**** Supplied records ****

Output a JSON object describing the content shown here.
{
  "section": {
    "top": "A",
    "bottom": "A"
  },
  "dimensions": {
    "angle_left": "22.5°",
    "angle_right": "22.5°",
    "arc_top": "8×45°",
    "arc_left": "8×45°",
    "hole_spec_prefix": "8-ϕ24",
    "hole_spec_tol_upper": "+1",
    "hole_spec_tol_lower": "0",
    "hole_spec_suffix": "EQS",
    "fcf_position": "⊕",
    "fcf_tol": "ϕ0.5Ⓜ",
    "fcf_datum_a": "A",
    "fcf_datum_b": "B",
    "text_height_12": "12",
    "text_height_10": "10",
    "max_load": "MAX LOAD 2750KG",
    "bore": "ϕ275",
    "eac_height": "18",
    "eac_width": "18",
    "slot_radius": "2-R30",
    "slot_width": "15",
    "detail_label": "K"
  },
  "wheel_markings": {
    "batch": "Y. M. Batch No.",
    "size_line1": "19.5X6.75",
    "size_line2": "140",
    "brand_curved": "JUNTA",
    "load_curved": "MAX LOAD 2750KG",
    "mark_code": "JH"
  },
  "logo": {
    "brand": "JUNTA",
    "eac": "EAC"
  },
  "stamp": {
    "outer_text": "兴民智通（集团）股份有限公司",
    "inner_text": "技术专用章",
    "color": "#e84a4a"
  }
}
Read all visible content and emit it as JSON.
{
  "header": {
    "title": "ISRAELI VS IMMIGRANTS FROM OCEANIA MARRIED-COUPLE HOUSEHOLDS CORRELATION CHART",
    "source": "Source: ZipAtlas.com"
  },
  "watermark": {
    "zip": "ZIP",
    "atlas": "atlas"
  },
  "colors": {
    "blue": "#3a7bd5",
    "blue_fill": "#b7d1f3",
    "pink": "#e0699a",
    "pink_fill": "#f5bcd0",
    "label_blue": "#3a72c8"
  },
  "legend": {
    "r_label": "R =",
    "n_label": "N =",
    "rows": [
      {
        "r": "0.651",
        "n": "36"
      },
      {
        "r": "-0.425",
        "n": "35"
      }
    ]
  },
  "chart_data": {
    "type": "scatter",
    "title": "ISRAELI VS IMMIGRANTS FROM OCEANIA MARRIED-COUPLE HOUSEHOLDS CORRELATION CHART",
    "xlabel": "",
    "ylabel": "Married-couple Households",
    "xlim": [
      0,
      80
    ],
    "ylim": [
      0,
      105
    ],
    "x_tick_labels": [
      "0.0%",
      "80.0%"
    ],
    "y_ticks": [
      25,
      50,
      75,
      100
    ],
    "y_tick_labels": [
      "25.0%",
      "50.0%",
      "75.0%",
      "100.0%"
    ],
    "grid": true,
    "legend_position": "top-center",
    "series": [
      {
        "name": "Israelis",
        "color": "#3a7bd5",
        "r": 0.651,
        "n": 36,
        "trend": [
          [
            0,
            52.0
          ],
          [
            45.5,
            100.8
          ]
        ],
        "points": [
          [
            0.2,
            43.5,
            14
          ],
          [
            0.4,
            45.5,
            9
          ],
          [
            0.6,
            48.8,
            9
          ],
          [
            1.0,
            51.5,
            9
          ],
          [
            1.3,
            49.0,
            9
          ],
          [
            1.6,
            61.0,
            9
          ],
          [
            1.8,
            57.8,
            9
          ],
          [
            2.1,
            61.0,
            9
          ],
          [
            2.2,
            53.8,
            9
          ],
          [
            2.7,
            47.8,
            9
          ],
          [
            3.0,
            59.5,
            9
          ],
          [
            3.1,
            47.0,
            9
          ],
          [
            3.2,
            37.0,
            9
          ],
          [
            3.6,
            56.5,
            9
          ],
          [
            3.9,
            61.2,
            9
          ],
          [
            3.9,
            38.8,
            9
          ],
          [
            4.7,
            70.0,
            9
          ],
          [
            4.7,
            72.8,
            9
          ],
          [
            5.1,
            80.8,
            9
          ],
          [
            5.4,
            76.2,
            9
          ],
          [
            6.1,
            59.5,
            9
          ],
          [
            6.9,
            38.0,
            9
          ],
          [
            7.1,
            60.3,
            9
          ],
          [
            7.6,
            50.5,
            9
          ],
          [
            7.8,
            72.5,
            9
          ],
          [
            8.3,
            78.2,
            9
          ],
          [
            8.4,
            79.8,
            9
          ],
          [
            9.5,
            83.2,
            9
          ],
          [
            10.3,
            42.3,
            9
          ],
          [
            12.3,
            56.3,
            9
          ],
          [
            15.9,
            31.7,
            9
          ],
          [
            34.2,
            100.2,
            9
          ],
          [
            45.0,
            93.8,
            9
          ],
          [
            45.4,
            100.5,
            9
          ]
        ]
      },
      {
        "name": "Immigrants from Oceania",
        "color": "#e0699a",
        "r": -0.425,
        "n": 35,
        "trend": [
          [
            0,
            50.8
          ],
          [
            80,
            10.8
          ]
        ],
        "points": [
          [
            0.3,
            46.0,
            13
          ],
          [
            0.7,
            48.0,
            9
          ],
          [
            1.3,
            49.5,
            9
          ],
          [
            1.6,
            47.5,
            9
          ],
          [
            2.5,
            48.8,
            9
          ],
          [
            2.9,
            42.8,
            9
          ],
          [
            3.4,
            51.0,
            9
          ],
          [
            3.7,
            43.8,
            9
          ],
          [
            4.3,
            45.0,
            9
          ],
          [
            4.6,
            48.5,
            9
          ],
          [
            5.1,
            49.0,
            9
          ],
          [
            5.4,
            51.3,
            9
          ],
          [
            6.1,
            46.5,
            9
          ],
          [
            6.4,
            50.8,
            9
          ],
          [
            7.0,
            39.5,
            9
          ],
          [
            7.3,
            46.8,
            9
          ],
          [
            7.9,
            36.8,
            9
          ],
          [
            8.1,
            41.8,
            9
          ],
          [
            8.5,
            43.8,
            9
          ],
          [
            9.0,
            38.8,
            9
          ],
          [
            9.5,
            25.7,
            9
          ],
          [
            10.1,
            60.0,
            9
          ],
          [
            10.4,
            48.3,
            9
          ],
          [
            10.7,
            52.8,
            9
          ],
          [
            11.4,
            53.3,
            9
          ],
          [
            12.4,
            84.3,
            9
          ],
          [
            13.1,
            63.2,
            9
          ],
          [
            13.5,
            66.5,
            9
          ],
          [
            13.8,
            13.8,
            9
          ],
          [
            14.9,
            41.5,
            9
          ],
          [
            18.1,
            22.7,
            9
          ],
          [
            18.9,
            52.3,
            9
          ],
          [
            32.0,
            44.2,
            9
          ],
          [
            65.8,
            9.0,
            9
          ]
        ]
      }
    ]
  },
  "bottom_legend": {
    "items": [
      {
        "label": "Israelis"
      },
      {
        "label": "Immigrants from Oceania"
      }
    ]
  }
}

****

**Aim of the task**
From the listing above, extract every line exactly as it stands.

**Answer to this problem**
Output a JSON object describing the content shown here.
{
  "section": {
    "top": "A",
    "bottom": "A"
  },
  "dimensions": {
    "angle_left": "22.5°",
    "angle_right": "22.5°",
    "arc_top": "8×45°",
    "arc_left": "8×45°",
    "hole_spec_prefix": "8-ϕ24",
    "hole_spec_tol_upper": "+1",
    "hole_spec_tol_lower": "0",
    "hole_spec_suffix": "EQS",
    "fcf_position": "⊕",
    "fcf_tol": "ϕ0.5Ⓜ",
    "fcf_datum_a": "A",
    "fcf_datum_b": "B",
    "text_height_12": "12",
    "text_height_10": "10",
    "max_load": "MAX LOAD 2750KG",
    "bore": "ϕ275",
    "eac_height": "18",
    "eac_width": "18",
    "slot_radius": "2-R30",
    "slot_width": "15",
    "detail_label": "K"
  },
  "wheel_markings": {
    "batch": "Y. M. Batch No.",
    "size_line1": "19.5X6.75",
    "size_line2": "140",
    "brand_curved": "JUNTA",
    "load_curved": "MAX LOAD 2750KG",
    "mark_code": "JH"
  },
  "logo": {
    "brand": "JUNTA",
    "eac": "EAC"
  },
  "stamp": {
    "outer_text": "兴民智通（集团）股份有限公司",
    "inner_text": "技术专用章",
    "color": "#e84a4a"
  }
}
Read all visible content and emit it as JSON.
{
  "header": {
    "title": "ISRAELI VS IMMIGRANTS FROM OCEANIA MARRIED-COUPLE HOUSEHOLDS CORRELATION CHART",
    "source": "Source: ZipAtlas.com"
  },
  "watermark": {
    "zip": "ZIP",
    "atlas": "atlas"
  },
  "colors": {
    "blue": "#3a7bd5",
    "blue_fill": "#b7d1f3",
    "pink": "#e0699a",
    "pink_fill": "#f5bcd0",
    "label_blue": "#3a72c8"
  },
  "legend": {
    "r_label": "R =",
    "n_label": "N =",
    "rows": [
      {
        "r": "0.651",
        "n": "36"
      },
      {
        "r": "-0.425",
        "n": "35"
      }
    ]
  },
  "chart_data": {
    "type": "scatter",
    "title": "ISRAELI VS IMMIGRANTS FROM OCEANIA MARRIED-COUPLE HOUSEHOLDS CORRELATION CHART",
    "xlabel": "",
    "ylabel": "Married-couple Households",
    "xlim": [
      0,
      80
    ],
    "ylim": [
      0,
      105
    ],
    "x_tick_labels": [
      "0.0%",
      "80.0%"
    ],
    "y_ticks": [
      25,
      50,
      75,
      100
    ],
    "y_tick_labels": [
      "25.0%",
      "50.0%",
      "75.0%",
      "100.0%"
    ],
    "grid": true,
    "legend_position": "top-center",
    "series": [
      {
        "name": "Israelis",
        "color": "#3a7bd5",
        "r": 0.651,
        "n": 36,
        "trend": [
          [
            0,
            52.0
          ],
          [
            45.5,
            100.8
          ]
        ],
        "points": [
          [
            0.2,
            43.5,
            14
          ],
          [
            0.4,
            45.5,
            9
          ],
          [
            0.6,
            48.8,
            9
          ],
          [
            1.0,
            51.5,
            9
          ],
          [
            1.3,
            49.0,
            9
          ],
          [
            1.6,
            61.0,
            9
          ],
          [
            1.8,
            57.8,
            9
          ],
          [
            2.1,
            61.0,
            9
          ],
          [
            2.2,
            53.8,
            9
          ],
          [
            2.7,
            47.8,
            9
          ],
          [
            3.0,
            59.5,
            9
          ],
          [
            3.1,
            47.0,
            9
          ],
          [
            3.2,
            37.0,
            9
          ],
          [
            3.6,
            56.5,
            9
          ],
          [
            3.9,
            61.2,
            9
          ],
          [
            3.9,
            38.8,
            9
          ],
          [
            4.7,
            70.0,
            9
          ],
          [
            4.7,
            72.8,
            9
          ],
          [
            5.1,
            80.8,
            9
          ],
          [
            5.4,
            76.2,
            9
          ],
          [
            6.1,
            59.5,
            9
          ],
          [
            6.9,
            38.0,
            9
          ],
          [
            7.1,
            60.3,
            9
          ],
          [
            7.6,
            50.5,
            9
          ],
          [
            7.8,
            72.5,
            9
          ],
          [
            8.3,
            78.2,
            9
          ],
          [
            8.4,
            79.8,
            9
          ],
          [
            9.5,
            83.2,
            9
          ],
          [
            10.3,
            42.3,
            9
          ],
          [
            12.3,
            56.3,
            9
          ],
          [
            15.9,
            31.7,
            9
          ],
          [
            34.2,
            100.2,
            9
          ],
          [
            45.0,
            93.8,
            9
          ],
          [
            45.4,
            100.5,
            9
          ]
        ]
      },
      {
        "name": "Immigrants from Oceania",
        "color": "#e0699a",
        "r": -0.425,
        "n": 35,
        "trend": [
          [
            0,
            50.8
          ],
          [
            80,
            10.8
          ]
        ],
        "points": [
          [
            0.3,
            46.0,
            13
          ],
          [
            0.7,
            48.0,
            9
          ],
          [
            1.3,
            49.5,
            9
          ],
          [
            1.6,
            47.5,
            9
          ],
          [
            2.5,
            48.8,
            9
          ],
          [
            2.9,
            42.8,
            9
          ],
          [
            3.4,
            51.0,
            9
          ],
          [
            3.7,
            43.8,
            9
          ],
          [
            4.3,
            45.0,
            9
          ],
          [
            4.6,
            48.5,
            9
          ],
          [
            5.1,
            49.0,
            9
          ],
          [
            5.4,
            51.3,
            9
          ],
          [
            6.1,
            46.5,
            9
          ],
          [
            6.4,
            50.8,
            9
          ],
          [
            7.0,
            39.5,
            9
          ],
          [
            7.3,
            46.8,
            9
          ],
          [
            7.9,
            36.8,
            9
          ],
          [
            8.1,
            41.8,
            9
          ],
          [
            8.5,
            43.8,
            9
          ],
          [
            9.0,
            38.8,
            9
          ],
          [
            9.5,
            25.7,
            9
          ],
          [
            10.1,
            60.0,
            9
          ],
          [
            10.4,
            48.3,
            9
          ],
          [
            10.7,
            52.8,
            9
          ],
          [
            11.4,
            53.3,
            9
          ],
          [
            12.4,
            84.3,
            9
          ],
          [
            13.1,
            63.2,
            9
          ],
          [
            13.5,
            66.5,
            9
          ],
          [
            13.8,
            13.8,
            9
          ],
          [
            14.9,
            41.5,
            9
          ],
          [
            18.1,
            22.7,
            9
          ],
          [
            18.9,
            52.3,
            9
          ],
          [
            32.0,
            44.2,
            9
          ],
          [
            65.8,
            9.0,
            9
          ]
        ]
      }
    ]
  },
  "bottom_legend": {
    "items": [
      {
        "label": "Israelis"
      },
      {
        "label": "Immigrants from Oceania"
      }
    ]
  }
}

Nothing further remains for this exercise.